[Dataset items]
****************

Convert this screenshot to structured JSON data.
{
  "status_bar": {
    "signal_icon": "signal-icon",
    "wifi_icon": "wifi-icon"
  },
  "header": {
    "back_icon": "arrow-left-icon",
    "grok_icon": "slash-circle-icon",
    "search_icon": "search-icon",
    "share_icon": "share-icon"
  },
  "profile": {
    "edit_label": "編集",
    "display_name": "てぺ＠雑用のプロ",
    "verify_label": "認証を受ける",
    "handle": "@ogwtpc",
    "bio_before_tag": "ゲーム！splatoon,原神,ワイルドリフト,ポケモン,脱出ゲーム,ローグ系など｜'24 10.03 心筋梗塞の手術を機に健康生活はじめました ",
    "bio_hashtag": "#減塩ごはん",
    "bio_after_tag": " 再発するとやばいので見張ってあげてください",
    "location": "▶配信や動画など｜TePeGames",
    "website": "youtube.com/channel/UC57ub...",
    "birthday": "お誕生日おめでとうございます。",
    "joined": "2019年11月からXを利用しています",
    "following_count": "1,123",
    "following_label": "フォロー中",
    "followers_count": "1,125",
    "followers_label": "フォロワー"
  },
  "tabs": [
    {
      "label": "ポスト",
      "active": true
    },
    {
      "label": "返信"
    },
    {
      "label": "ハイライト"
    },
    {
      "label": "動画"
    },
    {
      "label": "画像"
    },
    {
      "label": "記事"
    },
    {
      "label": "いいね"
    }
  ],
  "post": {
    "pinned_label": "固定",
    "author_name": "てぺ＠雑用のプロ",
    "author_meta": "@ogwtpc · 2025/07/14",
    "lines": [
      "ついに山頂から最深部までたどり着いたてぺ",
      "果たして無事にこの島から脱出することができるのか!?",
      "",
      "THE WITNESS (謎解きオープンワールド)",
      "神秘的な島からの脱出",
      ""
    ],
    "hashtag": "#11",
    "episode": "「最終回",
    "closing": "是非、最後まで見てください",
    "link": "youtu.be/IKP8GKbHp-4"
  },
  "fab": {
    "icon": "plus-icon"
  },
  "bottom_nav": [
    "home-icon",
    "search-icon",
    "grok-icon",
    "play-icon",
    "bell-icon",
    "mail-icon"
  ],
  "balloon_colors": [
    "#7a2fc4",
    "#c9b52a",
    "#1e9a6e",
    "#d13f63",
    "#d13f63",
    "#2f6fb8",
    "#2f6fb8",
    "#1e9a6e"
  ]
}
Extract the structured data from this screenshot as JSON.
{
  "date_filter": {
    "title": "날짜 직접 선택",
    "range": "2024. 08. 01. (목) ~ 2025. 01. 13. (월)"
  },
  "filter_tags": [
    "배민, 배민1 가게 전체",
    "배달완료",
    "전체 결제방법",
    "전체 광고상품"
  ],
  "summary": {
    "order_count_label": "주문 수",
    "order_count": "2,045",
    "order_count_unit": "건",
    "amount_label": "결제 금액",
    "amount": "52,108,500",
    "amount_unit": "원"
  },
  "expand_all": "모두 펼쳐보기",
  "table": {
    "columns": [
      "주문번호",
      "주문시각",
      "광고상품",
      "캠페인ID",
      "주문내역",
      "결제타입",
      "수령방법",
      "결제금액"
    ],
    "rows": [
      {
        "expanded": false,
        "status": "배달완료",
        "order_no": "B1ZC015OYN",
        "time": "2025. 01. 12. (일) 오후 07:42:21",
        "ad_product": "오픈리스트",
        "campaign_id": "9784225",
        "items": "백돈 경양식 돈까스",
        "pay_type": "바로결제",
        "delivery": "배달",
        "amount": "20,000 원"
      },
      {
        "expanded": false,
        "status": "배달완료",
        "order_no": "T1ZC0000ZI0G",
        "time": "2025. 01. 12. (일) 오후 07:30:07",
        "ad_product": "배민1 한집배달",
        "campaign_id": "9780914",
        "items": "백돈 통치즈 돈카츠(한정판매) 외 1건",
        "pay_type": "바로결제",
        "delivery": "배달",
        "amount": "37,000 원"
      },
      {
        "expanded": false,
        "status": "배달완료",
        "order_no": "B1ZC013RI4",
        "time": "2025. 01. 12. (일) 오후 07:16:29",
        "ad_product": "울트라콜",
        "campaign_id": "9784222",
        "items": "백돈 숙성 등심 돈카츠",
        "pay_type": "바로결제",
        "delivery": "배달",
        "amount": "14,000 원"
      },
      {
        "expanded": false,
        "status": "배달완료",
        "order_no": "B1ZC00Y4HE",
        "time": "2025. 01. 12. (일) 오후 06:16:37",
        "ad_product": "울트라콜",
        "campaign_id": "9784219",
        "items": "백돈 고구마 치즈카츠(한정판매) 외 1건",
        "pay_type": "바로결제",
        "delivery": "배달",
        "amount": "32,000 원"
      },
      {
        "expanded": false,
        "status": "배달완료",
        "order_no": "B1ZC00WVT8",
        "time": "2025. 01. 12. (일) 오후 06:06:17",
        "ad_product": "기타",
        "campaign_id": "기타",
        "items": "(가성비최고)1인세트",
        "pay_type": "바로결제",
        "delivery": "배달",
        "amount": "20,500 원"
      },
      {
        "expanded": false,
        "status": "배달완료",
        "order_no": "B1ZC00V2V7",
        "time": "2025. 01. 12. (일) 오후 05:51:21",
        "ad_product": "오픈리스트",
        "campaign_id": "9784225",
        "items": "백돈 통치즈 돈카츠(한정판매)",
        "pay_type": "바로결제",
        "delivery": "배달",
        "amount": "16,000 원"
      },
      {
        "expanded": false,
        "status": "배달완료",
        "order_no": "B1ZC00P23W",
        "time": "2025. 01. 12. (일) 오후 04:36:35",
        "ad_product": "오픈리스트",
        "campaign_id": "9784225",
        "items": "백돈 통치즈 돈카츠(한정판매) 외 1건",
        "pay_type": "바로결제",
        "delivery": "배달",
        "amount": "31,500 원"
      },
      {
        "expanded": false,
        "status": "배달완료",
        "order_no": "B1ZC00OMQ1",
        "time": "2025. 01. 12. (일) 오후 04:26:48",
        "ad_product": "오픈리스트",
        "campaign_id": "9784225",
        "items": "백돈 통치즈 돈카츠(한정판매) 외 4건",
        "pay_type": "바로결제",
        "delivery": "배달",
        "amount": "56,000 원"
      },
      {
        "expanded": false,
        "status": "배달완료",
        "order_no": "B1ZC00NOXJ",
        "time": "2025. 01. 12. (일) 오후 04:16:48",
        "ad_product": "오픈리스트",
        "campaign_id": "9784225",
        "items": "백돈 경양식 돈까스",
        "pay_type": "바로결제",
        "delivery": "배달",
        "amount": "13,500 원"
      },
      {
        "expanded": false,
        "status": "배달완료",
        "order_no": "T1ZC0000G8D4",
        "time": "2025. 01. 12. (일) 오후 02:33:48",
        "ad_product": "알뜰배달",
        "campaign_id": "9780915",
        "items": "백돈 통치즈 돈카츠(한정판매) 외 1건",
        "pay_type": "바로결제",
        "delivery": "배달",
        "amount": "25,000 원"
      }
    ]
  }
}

****************

- **What is being asked**:
What is the number of lines in the data above that include the word "雑用のプロ"? Answer with that number only.

- **Answer for this exercise**:
2